| Task |
Look through the material below. Copy each line that contains the string "this".

| Supplied material |
- - - -

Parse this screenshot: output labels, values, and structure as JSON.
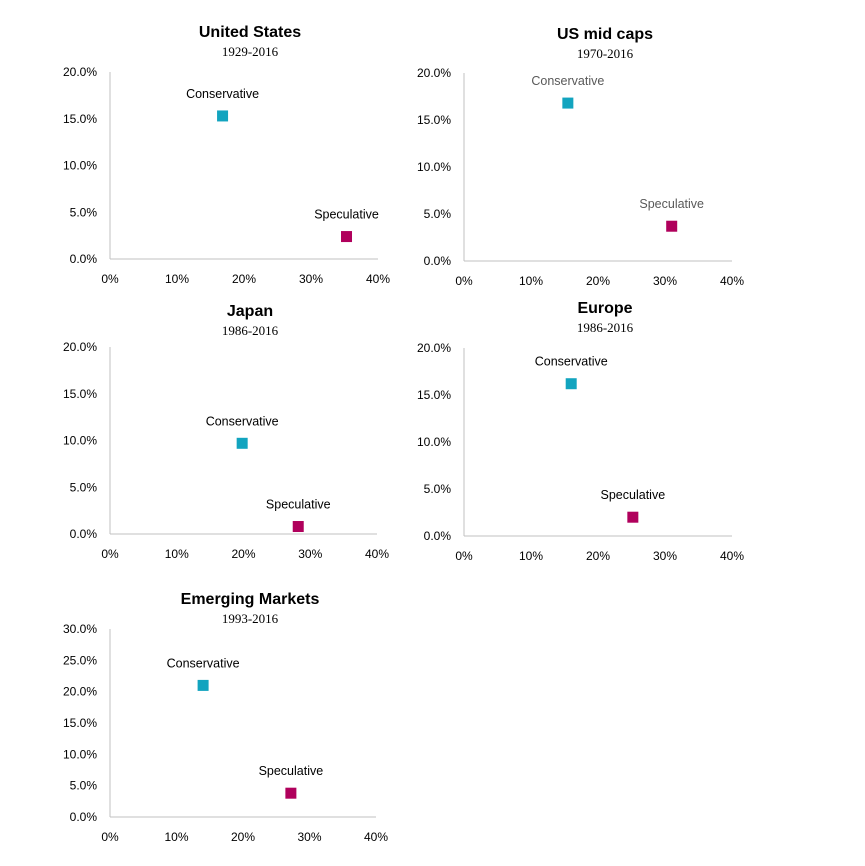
{
  "colors": {
    "conservative": "#12A4BF",
    "speculative": "#B0005C",
    "axis": "#C0C0C0"
  },
  "chart_data": [
    {
      "type": "scatter",
      "title": "United States",
      "subtitle": "1929-2016",
      "xlim": [
        0,
        40
      ],
      "ylim": [
        0,
        20
      ],
      "xticks": [
        "0%",
        "10%",
        "20%",
        "30%",
        "40%"
      ],
      "yticks": [
        "0.0%",
        "5.0%",
        "10.0%",
        "15.0%",
        "20.0%"
      ],
      "points": [
        {
          "name": "Conservative",
          "x": 16.8,
          "y": 15.3,
          "color": "#12A4BF"
        },
        {
          "name": "Speculative",
          "x": 35.3,
          "y": 2.4,
          "color": "#B0005C"
        }
      ]
    },
    {
      "type": "scatter",
      "title": "US mid caps",
      "subtitle": "1970-2016",
      "xlim": [
        0,
        40
      ],
      "ylim": [
        0,
        20
      ],
      "xticks": [
        "0%",
        "10%",
        "20%",
        "30%",
        "40%"
      ],
      "yticks": [
        "0.0%",
        "5.0%",
        "10.0%",
        "15.0%",
        "20.0%"
      ],
      "points": [
        {
          "name": "Conservative",
          "x": 15.5,
          "y": 16.8,
          "color": "#12A4BF"
        },
        {
          "name": "Speculative",
          "x": 31.0,
          "y": 3.7,
          "color": "#B0005C"
        }
      ]
    },
    {
      "type": "scatter",
      "title": "Japan",
      "subtitle": "1986-2016",
      "xlim": [
        0,
        40
      ],
      "ylim": [
        0,
        20
      ],
      "xticks": [
        "0%",
        "10%",
        "20%",
        "30%",
        "40%"
      ],
      "yticks": [
        "0.0%",
        "5.0%",
        "10.0%",
        "15.0%",
        "20.0%"
      ],
      "points": [
        {
          "name": "Conservative",
          "x": 19.8,
          "y": 9.7,
          "color": "#12A4BF"
        },
        {
          "name": "Speculative",
          "x": 28.2,
          "y": 0.8,
          "color": "#B0005C"
        }
      ]
    },
    {
      "type": "scatter",
      "title": "Europe",
      "subtitle": "1986-2016",
      "xlim": [
        0,
        40
      ],
      "ylim": [
        0,
        20
      ],
      "xticks": [
        "0%",
        "10%",
        "20%",
        "30%",
        "40%"
      ],
      "yticks": [
        "0.0%",
        "5.0%",
        "10.0%",
        "15.0%",
        "20.0%"
      ],
      "points": [
        {
          "name": "Conservative",
          "x": 16.0,
          "y": 16.2,
          "color": "#12A4BF"
        },
        {
          "name": "Speculative",
          "x": 25.2,
          "y": 2.0,
          "color": "#B0005C"
        }
      ]
    },
    {
      "type": "scatter",
      "title": "Emerging Markets",
      "subtitle": "1993-2016",
      "xlim": [
        0,
        40
      ],
      "ylim": [
        0,
        30
      ],
      "xticks": [
        "0%",
        "10%",
        "20%",
        "30%",
        "40%"
      ],
      "yticks": [
        "0.0%",
        "5.0%",
        "10.0%",
        "15.0%",
        "20.0%",
        "25.0%",
        "30.0%"
      ],
      "points": [
        {
          "name": "Conservative",
          "x": 14.0,
          "y": 21.0,
          "color": "#12A4BF"
        },
        {
          "name": "Speculative",
          "x": 27.2,
          "y": 3.8,
          "color": "#B0005C"
        }
      ]
    }
  ]
}
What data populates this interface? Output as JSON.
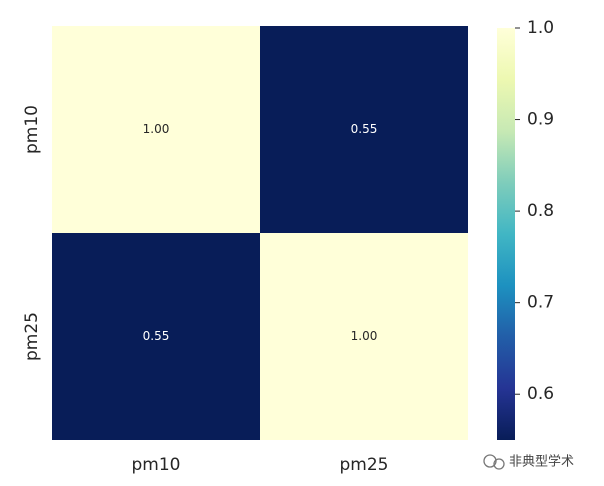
{
  "chart_data": {
    "type": "heatmap",
    "x_categories": [
      "pm10",
      "pm25"
    ],
    "y_categories": [
      "pm10",
      "pm25"
    ],
    "values": [
      [
        1.0,
        0.55
      ],
      [
        0.55,
        1.0
      ]
    ],
    "value_labels": [
      [
        "1.00",
        "0.55"
      ],
      [
        "0.55",
        "1.00"
      ]
    ],
    "colormap": [
      "#081d58",
      "#253494",
      "#225ea8",
      "#1d91c0",
      "#41b6c4",
      "#7fcdbb",
      "#c7e9b4",
      "#edf8b1",
      "#ffffd9"
    ],
    "clim": [
      0.55,
      1.0
    ],
    "cticks": [
      0.6,
      0.7,
      0.8,
      0.9,
      {
        "value": 1.0,
        "label": "1.0"
      }
    ],
    "watermark": "非典型学术"
  }
}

- - - -

| Final result |
Parse this screenshot: output labels, values, and structure as JSON.
What data populates this interface? Output as JSON.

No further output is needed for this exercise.